### YOUR OBJECTIVE
Extract the full listing verbatim and drop any pictures from your copy.

### RECORD EXCERPTS

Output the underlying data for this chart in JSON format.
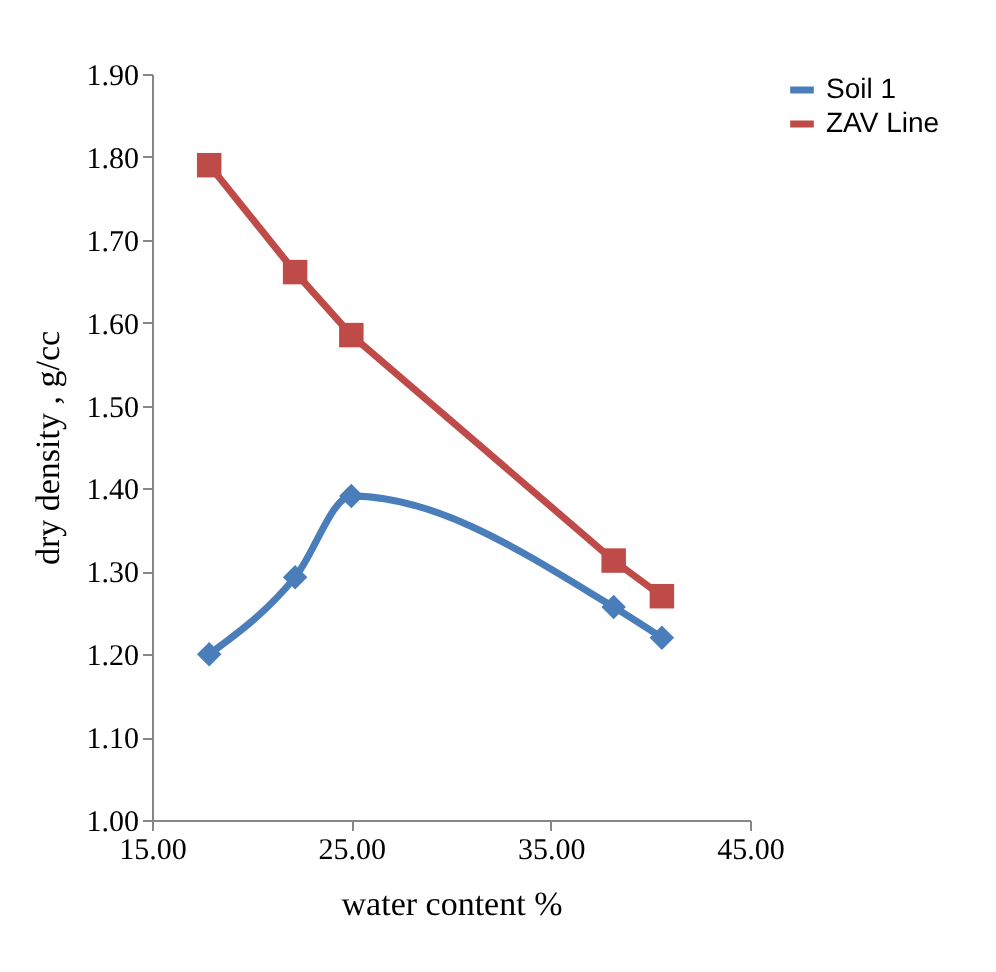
{
  "chart_data": {
    "type": "line",
    "xlabel": "water content %",
    "ylabel": "dry density , g/cc",
    "xlim": [
      15,
      45
    ],
    "xticks": [
      {
        "value": 15,
        "label": "15.00"
      },
      {
        "value": 25,
        "label": "25.00"
      },
      {
        "value": 35,
        "label": "35.00"
      },
      {
        "value": 45,
        "label": "45.00"
      }
    ],
    "ylim": [
      1.0,
      1.9
    ],
    "yticks": [
      {
        "value": 1.0,
        "label": "1.00"
      },
      {
        "value": 1.1,
        "label": "1.10"
      },
      {
        "value": 1.2,
        "label": "1.20"
      },
      {
        "value": 1.3,
        "label": "1.30"
      },
      {
        "value": 1.4,
        "label": "1.40"
      },
      {
        "value": 1.5,
        "label": "1.50"
      },
      {
        "value": 1.6,
        "label": "1.60"
      },
      {
        "value": 1.7,
        "label": "1.70"
      },
      {
        "value": 1.8,
        "label": "1.80"
      },
      {
        "value": 1.9,
        "label": "1.90"
      }
    ],
    "grid": false,
    "legend": "right",
    "series": [
      {
        "name": "Soil 1",
        "color": "#4a7ebb",
        "marker": "diamond",
        "x": [
          17.87,
          22.18,
          25.0,
          38.16,
          40.58
        ],
        "values": [
          1.2,
          1.293,
          1.391,
          1.257,
          1.22
        ]
      },
      {
        "name": "ZAV Line",
        "color": "#be4b48",
        "marker": "square",
        "x": [
          17.87,
          22.18,
          25.0,
          38.16,
          40.58
        ],
        "values": [
          1.79,
          1.661,
          1.585,
          1.313,
          1.27
        ]
      }
    ]
  }
}
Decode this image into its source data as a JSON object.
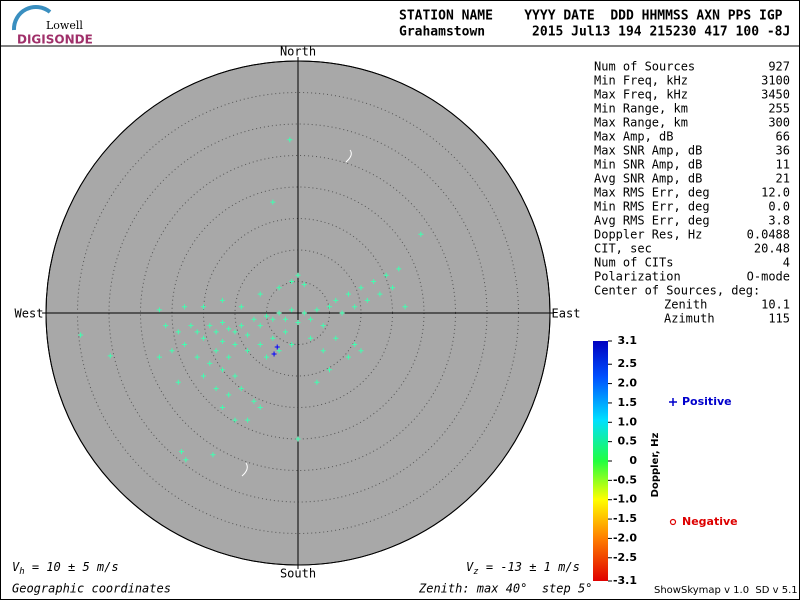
{
  "logo": {
    "top": "Lowell",
    "bottom": "DIGISONDE"
  },
  "header": {
    "labels": "STATION NAME    YYYY DATE  DDD HHMMSS AXN PPS IGP",
    "values": "Grahamstown      2015 Jul13 194 215230 417 100 -8J"
  },
  "stats": {
    "rows": [
      [
        "Num of Sources",
        "927"
      ],
      [
        "Min Freq, kHz",
        "3100"
      ],
      [
        "Max Freq, kHz",
        "3450"
      ],
      [
        "Min Range, km",
        "255"
      ],
      [
        "Max Range, km",
        "300"
      ],
      [
        "Max Amp, dB",
        "66"
      ],
      [
        "Max SNR Amp, dB",
        "36"
      ],
      [
        "Min SNR Amp, dB",
        "11"
      ],
      [
        "Avg SNR Amp, dB",
        "21"
      ],
      [
        "Max RMS Err, deg",
        "12.0"
      ],
      [
        "Min RMS Err, deg",
        "0.0"
      ],
      [
        "Avg RMS Err, deg",
        "3.8"
      ],
      [
        "Doppler Res, Hz",
        "0.0488"
      ],
      [
        "CIT, sec",
        "20.48"
      ],
      [
        "Num of CITs",
        "4"
      ],
      [
        "Polarization",
        "O-mode"
      ]
    ],
    "center_title": "Center of Sources, deg:",
    "center_rows": [
      [
        "Zenith",
        "10.1"
      ],
      [
        "Azimuth",
        "115"
      ]
    ]
  },
  "chart_data": {
    "type": "skymap",
    "directions": {
      "north": "North",
      "south": "South",
      "east": "East",
      "west": "West"
    },
    "xlim": [
      -40,
      40
    ],
    "ylim": [
      -40,
      40
    ],
    "rings": [
      5,
      10,
      15,
      20,
      25,
      30,
      35,
      40
    ],
    "points": [
      {
        "color": "#40ffb0",
        "x": [
          -14,
          -13,
          -12,
          -11,
          -10,
          -9,
          -8,
          -15,
          -16,
          -12,
          -10,
          -13,
          -11,
          -14,
          -12,
          -10,
          -15,
          -13,
          -11,
          -16,
          -18,
          -17,
          -19,
          -20,
          -7,
          -6,
          -5,
          -4,
          -3,
          -2,
          -1,
          0,
          1,
          2,
          3,
          4,
          5,
          6,
          7,
          8,
          9,
          10,
          11,
          12,
          13,
          14,
          15,
          16,
          17,
          -8,
          -6,
          -5,
          -4,
          -3,
          -2,
          -1,
          2,
          4,
          6,
          8,
          10,
          -9,
          -7,
          -8,
          -6,
          -12,
          -10,
          -19,
          -22,
          -21,
          -22,
          -18,
          -15,
          -12,
          -9,
          -6,
          -3,
          -1,
          0,
          1,
          -4,
          -1.3,
          19.5,
          -34.5,
          -29.8,
          -13.5,
          -17.8,
          -18.5,
          5,
          9,
          3,
          0
        ],
        "y": [
          -2,
          -3,
          -1.5,
          -2.5,
          -3,
          -2,
          -3.5,
          -4,
          -3,
          -4.5,
          -5,
          -6,
          -7,
          -8,
          -9,
          -10,
          -10,
          -12,
          -13,
          -7,
          -5,
          -2,
          -3,
          -6,
          -1,
          -2,
          -0.5,
          -1,
          0,
          -1,
          0.5,
          -1.5,
          0,
          -1,
          0.5,
          -2,
          1,
          2,
          0,
          3,
          1,
          4,
          2,
          5,
          3,
          6,
          4,
          7,
          1,
          -6,
          -5,
          -7,
          -4,
          -6,
          -3,
          -5,
          -4,
          -6,
          -4,
          -7,
          -6,
          -12,
          -14,
          -17,
          -15,
          -15,
          -17,
          -11,
          -7,
          -2,
          0.5,
          1,
          1,
          2,
          1,
          3,
          4,
          5,
          6,
          4.5,
          17.6,
          27.5,
          12.5,
          -3.5,
          -6.8,
          -22.5,
          -23.3,
          -22,
          -9,
          -5,
          -11,
          -20
        ]
      },
      {
        "color": "#0000ff",
        "x": [
          -3.3,
          -3.8
        ],
        "y": [
          -5.4,
          -6.5
        ]
      }
    ],
    "colorbar": {
      "label": "Doppler, Hz",
      "clim": [
        -3.1,
        3.1
      ],
      "ticks": [
        3.1,
        2.5,
        {
          "value": 2,
          "label": "2.0"
        },
        1.5,
        {
          "value": 1,
          "label": "1.0"
        },
        0.5,
        0,
        -0.5,
        {
          "value": -1,
          "label": "-1.0"
        },
        -1.5,
        {
          "value": -2,
          "label": "-2.0"
        },
        -2.5,
        -3.1
      ]
    },
    "legend": [
      {
        "name": "Positive",
        "color": "#0000cc",
        "marker": "+"
      },
      {
        "name": "Negative",
        "color": "#dd0000",
        "marker": "o"
      }
    ],
    "vh": {
      "symbol": "V",
      "sub": "h",
      "text": " = 10 ± 5 m/s"
    },
    "vz": {
      "symbol": "V",
      "sub": "z",
      "text": " = -13 ± 1 m/s"
    },
    "coords": "Geographic coordinates",
    "zenith_note": "Zenith: max 40°  step 5°",
    "version": "ShowSkymap v 1.0  SD v 5.1"
  }
}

### THE OUTPUT
Output the underlying data for this chart in JSON format.
{
  "chart_data": {
    "type": "line",
    "xlabel": "water content %",
    "ylabel": "dry density , g/cc",
    "xlim": [
      15,
      45
    ],
    "xticks": [
      {
        "value": 15,
        "label": "15.00"
      },
      {
        "value": 25,
        "label": "25.00"
      },
      {
        "value": 35,
        "label": "35.00"
      },
      {
        "value": 45,
        "label": "45.00"
      }
    ],
    "ylim": [
      1.0,
      1.9
    ],
    "yticks": [
      {
        "value": 1.0,
        "label": "1.00"
      },
      {
        "value": 1.1,
        "label": "1.10"
      },
      {
        "value": 1.2,
        "label": "1.20"
      },
      {
        "value": 1.3,
        "label": "1.30"
      },
      {
        "value": 1.4,
        "label": "1.40"
      },
      {
        "value": 1.5,
        "label": "1.50"
      },
      {
        "value": 1.6,
        "label": "1.60"
      },
      {
        "value": 1.7,
        "label": "1.70"
      },
      {
        "value": 1.8,
        "label": "1.80"
      },
      {
        "value": 1.9,
        "label": "1.90"
      }
    ],
    "grid": false,
    "legend": "right",
    "series": [
      {
        "name": "Soil 1",
        "color": "#4a7ebb",
        "marker": "diamond",
        "x": [
          17.87,
          22.18,
          25.0,
          38.16,
          40.58
        ],
        "values": [
          1.2,
          1.293,
          1.391,
          1.257,
          1.22
        ]
      },
      {
        "name": "ZAV Line",
        "color": "#be4b48",
        "marker": "square",
        "x": [
          17.87,
          22.18,
          25.0,
          38.16,
          40.58
        ],
        "values": [
          1.79,
          1.661,
          1.585,
          1.313,
          1.27
        ]
      }
    ]
  }
}
Decode this image into its source data as a JSON object.
{
  "logo": {
    "top": "Lowell",
    "bottom": "DIGISONDE"
  },
  "header": {
    "labels": "STATION NAME    YYYY DATE  DDD HHMMSS AXN PPS IGP",
    "values": "Grahamstown      2015 Jul13 194 215230 417 100 -8J"
  },
  "stats": {
    "rows": [
      [
        "Num of Sources",
        "927"
      ],
      [
        "Min Freq, kHz",
        "3100"
      ],
      [
        "Max Freq, kHz",
        "3450"
      ],
      [
        "Min Range, km",
        "255"
      ],
      [
        "Max Range, km",
        "300"
      ],
      [
        "Max Amp, dB",
        "66"
      ],
      [
        "Max SNR Amp, dB",
        "36"
      ],
      [
        "Min SNR Amp, dB",
        "11"
      ],
      [
        "Avg SNR Amp, dB",
        "21"
      ],
      [
        "Max RMS Err, deg",
        "12.0"
      ],
      [
        "Min RMS Err, deg",
        "0.0"
      ],
      [
        "Avg RMS Err, deg",
        "3.8"
      ],
      [
        "Doppler Res, Hz",
        "0.0488"
      ],
      [
        "CIT, sec",
        "20.48"
      ],
      [
        "Num of CITs",
        "4"
      ],
      [
        "Polarization",
        "O-mode"
      ]
    ],
    "center_title": "Center of Sources, deg:",
    "center_rows": [
      [
        "Zenith",
        "10.1"
      ],
      [
        "Azimuth",
        "115"
      ]
    ]
  },
  "chart_data": {
    "type": "skymap",
    "directions": {
      "north": "North",
      "south": "South",
      "east": "East",
      "west": "West"
    },
    "xlim": [
      -40,
      40
    ],
    "ylim": [
      -40,
      40
    ],
    "rings": [
      5,
      10,
      15,
      20,
      25,
      30,
      35,
      40
    ],
    "points": [
      {
        "color": "#40ffb0",
        "x": [
          -14,
          -13,
          -12,
          -11,
          -10,
          -9,
          -8,
          -15,
          -16,
          -12,
          -10,
          -13,
          -11,
          -14,
          -12,
          -10,
          -15,
          -13,
          -11,
          -16,
          -18,
          -17,
          -19,
          -20,
          -7,
          -6,
          -5,
          -4,
          -3,
          -2,
          -1,
          0,
          1,
          2,
          3,
          4,
          5,
          6,
          7,
          8,
          9,
          10,
          11,
          12,
          13,
          14,
          15,
          16,
          17,
          -8,
          -6,
          -5,
          -4,
          -3,
          -2,
          -1,
          2,
          4,
          6,
          8,
          10,
          -9,
          -7,
          -8,
          -6,
          -12,
          -10,
          -19,
          -22,
          -21,
          -22,
          -18,
          -15,
          -12,
          -9,
          -6,
          -3,
          -1,
          0,
          1,
          -4,
          -1.3,
          19.5,
          -34.5,
          -29.8,
          -13.5,
          -17.8,
          -18.5,
          5,
          9,
          3,
          0
        ],
        "y": [
          -2,
          -3,
          -1.5,
          -2.5,
          -3,
          -2,
          -3.5,
          -4,
          -3,
          -4.5,
          -5,
          -6,
          -7,
          -8,
          -9,
          -10,
          -10,
          -12,
          -13,
          -7,
          -5,
          -2,
          -3,
          -6,
          -1,
          -2,
          -0.5,
          -1,
          0,
          -1,
          0.5,
          -1.5,
          0,
          -1,
          0.5,
          -2,
          1,
          2,
          0,
          3,
          1,
          4,
          2,
          5,
          3,
          6,
          4,
          7,
          1,
          -6,
          -5,
          -7,
          -4,
          -6,
          -3,
          -5,
          -4,
          -6,
          -4,
          -7,
          -6,
          -12,
          -14,
          -17,
          -15,
          -15,
          -17,
          -11,
          -7,
          -2,
          0.5,
          1,
          1,
          2,
          1,
          3,
          4,
          5,
          6,
          4.5,
          17.6,
          27.5,
          12.5,
          -3.5,
          -6.8,
          -22.5,
          -23.3,
          -22,
          -9,
          -5,
          -11,
          -20
        ]
      },
      {
        "color": "#0000ff",
        "x": [
          -3.3,
          -3.8
        ],
        "y": [
          -5.4,
          -6.5
        ]
      }
    ],
    "colorbar": {
      "label": "Doppler, Hz",
      "clim": [
        -3.1,
        3.1
      ],
      "ticks": [
        3.1,
        2.5,
        {
          "value": 2,
          "label": "2.0"
        },
        1.5,
        {
          "value": 1,
          "label": "1.0"
        },
        0.5,
        0,
        -0.5,
        {
          "value": -1,
          "label": "-1.0"
        },
        -1.5,
        {
          "value": -2,
          "label": "-2.0"
        },
        -2.5,
        -3.1
      ]
    },
    "legend": [
      {
        "name": "Positive",
        "color": "#0000cc",
        "marker": "+"
      },
      {
        "name": "Negative",
        "color": "#dd0000",
        "marker": "o"
      }
    ],
    "vh": {
      "symbol": "V",
      "sub": "h",
      "text": " = 10 ± 5 m/s"
    },
    "vz": {
      "symbol": "V",
      "sub": "z",
      "text": " = -13 ± 1 m/s"
    },
    "coords": "Geographic coordinates",
    "zenith_note": "Zenith: max 40°  step 5°",
    "version": "ShowSkymap v 1.0  SD v 5.1"
  }
}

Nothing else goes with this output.